Set out every line bearing the string "heading".

————

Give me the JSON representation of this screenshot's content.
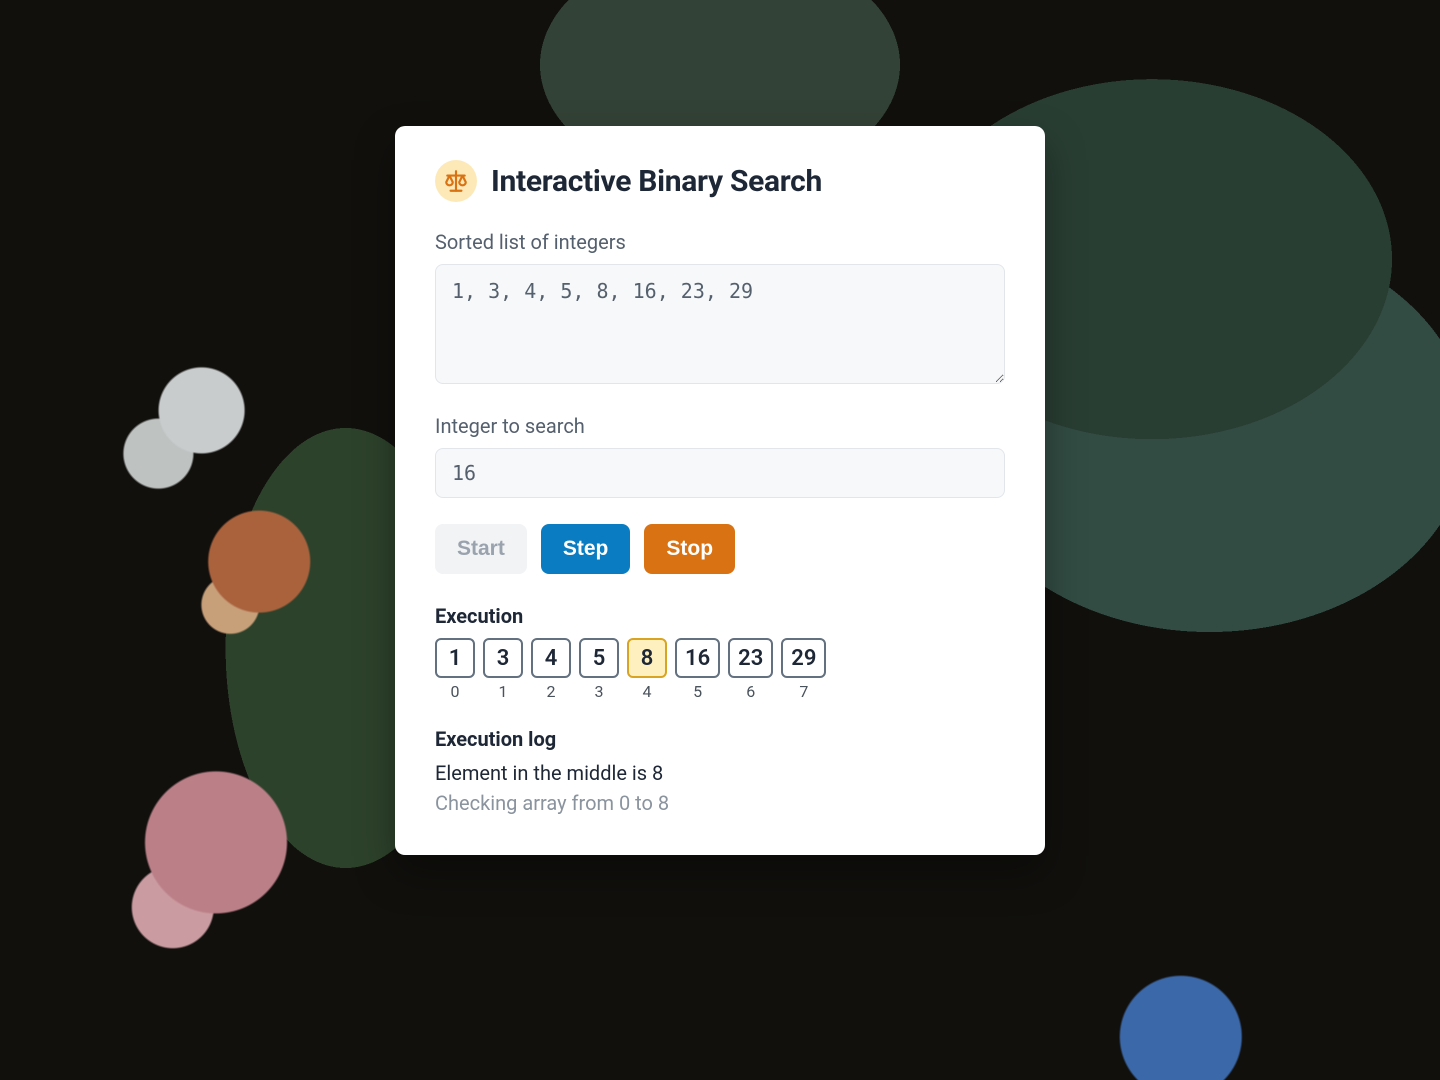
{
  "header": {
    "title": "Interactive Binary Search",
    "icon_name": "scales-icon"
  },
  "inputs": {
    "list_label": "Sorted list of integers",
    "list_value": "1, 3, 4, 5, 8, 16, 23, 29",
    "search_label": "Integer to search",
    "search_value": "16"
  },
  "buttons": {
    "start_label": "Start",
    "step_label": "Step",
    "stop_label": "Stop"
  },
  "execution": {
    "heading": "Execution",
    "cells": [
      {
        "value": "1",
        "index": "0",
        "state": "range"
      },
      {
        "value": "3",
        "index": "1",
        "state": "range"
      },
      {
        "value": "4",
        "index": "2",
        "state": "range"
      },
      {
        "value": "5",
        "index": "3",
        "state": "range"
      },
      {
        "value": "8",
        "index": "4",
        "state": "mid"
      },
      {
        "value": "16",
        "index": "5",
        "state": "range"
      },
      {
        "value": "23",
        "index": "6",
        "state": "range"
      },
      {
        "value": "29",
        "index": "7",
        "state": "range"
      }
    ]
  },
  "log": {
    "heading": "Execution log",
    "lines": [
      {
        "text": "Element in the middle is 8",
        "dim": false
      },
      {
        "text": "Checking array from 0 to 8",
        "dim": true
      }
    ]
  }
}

————

Task response:
    "heading": "Execution",
    "heading": "Execution log",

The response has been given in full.